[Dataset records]
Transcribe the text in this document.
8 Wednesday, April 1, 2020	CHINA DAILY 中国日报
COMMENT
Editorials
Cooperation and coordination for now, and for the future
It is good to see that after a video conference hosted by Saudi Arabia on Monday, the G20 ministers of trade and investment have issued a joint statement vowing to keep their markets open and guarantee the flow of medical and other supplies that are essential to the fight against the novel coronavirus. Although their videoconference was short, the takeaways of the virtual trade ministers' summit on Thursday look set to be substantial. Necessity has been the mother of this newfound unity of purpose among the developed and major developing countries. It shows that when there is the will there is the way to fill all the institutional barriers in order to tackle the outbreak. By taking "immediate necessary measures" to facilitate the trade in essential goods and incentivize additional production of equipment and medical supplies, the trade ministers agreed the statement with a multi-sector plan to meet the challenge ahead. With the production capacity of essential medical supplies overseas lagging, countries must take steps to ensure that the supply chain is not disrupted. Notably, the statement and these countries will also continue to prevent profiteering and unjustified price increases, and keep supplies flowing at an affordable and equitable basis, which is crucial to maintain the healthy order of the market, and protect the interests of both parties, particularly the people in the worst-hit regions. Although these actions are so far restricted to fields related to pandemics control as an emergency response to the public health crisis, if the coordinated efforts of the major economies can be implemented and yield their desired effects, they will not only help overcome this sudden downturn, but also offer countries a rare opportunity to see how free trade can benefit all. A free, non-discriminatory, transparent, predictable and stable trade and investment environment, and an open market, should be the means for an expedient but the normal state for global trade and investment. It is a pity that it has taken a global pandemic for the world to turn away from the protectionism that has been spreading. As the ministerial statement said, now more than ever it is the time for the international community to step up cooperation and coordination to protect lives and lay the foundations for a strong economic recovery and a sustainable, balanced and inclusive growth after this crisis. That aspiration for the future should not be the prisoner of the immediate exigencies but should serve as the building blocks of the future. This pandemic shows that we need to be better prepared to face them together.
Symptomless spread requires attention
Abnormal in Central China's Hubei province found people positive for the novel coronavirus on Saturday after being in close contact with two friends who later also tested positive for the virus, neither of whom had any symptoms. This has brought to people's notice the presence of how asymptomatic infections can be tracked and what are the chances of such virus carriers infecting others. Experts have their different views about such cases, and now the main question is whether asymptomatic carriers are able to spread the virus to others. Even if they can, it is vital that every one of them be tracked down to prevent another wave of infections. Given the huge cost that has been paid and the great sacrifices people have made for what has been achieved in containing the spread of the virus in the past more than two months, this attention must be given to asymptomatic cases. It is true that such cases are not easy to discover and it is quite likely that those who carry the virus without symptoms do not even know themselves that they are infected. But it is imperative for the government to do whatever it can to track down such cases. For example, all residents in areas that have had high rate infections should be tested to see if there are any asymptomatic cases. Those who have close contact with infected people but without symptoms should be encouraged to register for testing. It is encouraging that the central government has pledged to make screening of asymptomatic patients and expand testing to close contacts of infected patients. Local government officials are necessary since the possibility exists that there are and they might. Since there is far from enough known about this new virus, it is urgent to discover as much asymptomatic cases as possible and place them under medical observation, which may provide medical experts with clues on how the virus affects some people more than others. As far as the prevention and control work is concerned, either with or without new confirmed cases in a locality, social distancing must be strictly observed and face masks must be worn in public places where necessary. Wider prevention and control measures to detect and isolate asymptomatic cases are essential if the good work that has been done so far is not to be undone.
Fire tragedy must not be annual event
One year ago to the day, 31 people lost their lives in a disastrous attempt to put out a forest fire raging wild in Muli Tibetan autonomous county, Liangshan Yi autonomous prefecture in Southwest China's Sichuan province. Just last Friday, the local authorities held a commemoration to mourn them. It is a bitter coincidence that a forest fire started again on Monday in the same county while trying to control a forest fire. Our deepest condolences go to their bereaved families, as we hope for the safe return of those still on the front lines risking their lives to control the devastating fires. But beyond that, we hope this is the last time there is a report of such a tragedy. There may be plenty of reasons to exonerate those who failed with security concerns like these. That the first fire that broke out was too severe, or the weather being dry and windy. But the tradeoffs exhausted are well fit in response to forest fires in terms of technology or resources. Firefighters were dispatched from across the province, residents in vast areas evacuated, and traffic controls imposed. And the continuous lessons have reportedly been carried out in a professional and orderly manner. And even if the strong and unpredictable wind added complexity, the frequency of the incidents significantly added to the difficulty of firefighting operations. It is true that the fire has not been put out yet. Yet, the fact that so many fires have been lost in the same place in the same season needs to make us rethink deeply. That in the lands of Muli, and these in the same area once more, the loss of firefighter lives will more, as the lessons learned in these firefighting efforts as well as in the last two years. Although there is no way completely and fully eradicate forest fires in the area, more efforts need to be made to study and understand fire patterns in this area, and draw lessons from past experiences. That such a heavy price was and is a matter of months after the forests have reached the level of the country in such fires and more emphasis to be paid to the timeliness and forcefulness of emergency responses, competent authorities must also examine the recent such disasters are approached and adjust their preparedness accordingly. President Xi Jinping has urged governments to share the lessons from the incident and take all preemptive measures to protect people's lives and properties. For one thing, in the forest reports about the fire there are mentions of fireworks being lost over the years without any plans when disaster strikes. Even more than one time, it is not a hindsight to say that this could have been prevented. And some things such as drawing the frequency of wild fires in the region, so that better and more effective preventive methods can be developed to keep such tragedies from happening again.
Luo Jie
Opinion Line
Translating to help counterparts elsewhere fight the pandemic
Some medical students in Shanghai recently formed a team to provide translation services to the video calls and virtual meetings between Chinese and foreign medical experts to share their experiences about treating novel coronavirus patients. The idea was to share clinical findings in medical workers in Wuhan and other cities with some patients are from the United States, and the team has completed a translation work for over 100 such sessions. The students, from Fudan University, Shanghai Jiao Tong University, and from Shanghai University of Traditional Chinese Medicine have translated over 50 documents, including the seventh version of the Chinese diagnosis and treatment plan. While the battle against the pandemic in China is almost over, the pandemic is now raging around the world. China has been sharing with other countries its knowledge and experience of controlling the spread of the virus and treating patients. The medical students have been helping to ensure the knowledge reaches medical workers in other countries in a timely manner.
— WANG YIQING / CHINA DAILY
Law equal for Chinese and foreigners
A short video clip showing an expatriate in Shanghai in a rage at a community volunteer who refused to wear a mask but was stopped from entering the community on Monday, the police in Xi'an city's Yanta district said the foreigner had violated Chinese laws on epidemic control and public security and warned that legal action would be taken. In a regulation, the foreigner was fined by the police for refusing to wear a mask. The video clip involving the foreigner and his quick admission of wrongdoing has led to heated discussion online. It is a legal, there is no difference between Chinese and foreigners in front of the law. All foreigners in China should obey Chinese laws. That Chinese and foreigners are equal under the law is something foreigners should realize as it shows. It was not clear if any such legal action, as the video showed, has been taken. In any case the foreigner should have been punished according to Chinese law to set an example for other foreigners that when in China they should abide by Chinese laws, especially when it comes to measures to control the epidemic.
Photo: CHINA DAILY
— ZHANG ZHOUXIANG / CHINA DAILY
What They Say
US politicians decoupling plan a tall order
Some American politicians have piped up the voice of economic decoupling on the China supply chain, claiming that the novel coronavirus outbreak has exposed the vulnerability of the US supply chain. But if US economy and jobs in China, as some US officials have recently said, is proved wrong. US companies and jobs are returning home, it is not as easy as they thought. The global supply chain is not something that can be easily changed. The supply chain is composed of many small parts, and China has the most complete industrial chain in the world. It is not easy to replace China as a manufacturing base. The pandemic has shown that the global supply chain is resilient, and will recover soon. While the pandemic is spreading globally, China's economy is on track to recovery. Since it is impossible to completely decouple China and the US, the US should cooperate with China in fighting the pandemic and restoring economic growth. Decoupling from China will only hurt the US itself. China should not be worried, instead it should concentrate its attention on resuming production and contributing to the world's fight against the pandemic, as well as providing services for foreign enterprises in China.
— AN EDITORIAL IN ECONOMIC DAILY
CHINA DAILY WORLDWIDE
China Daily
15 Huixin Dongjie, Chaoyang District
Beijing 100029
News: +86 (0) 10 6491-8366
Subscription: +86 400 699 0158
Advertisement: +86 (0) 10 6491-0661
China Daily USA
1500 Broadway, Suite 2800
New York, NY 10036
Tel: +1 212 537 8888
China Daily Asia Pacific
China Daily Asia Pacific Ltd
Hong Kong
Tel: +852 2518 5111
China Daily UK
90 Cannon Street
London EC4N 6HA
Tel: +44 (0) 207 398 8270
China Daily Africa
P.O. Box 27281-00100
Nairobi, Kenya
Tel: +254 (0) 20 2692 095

→ **What to produce**: Of the records above, copy each line that includes "Pacific".

→ **Answer for this exercise**:
China Daily Asia Pacific
China Daily Asia Pacific Ltd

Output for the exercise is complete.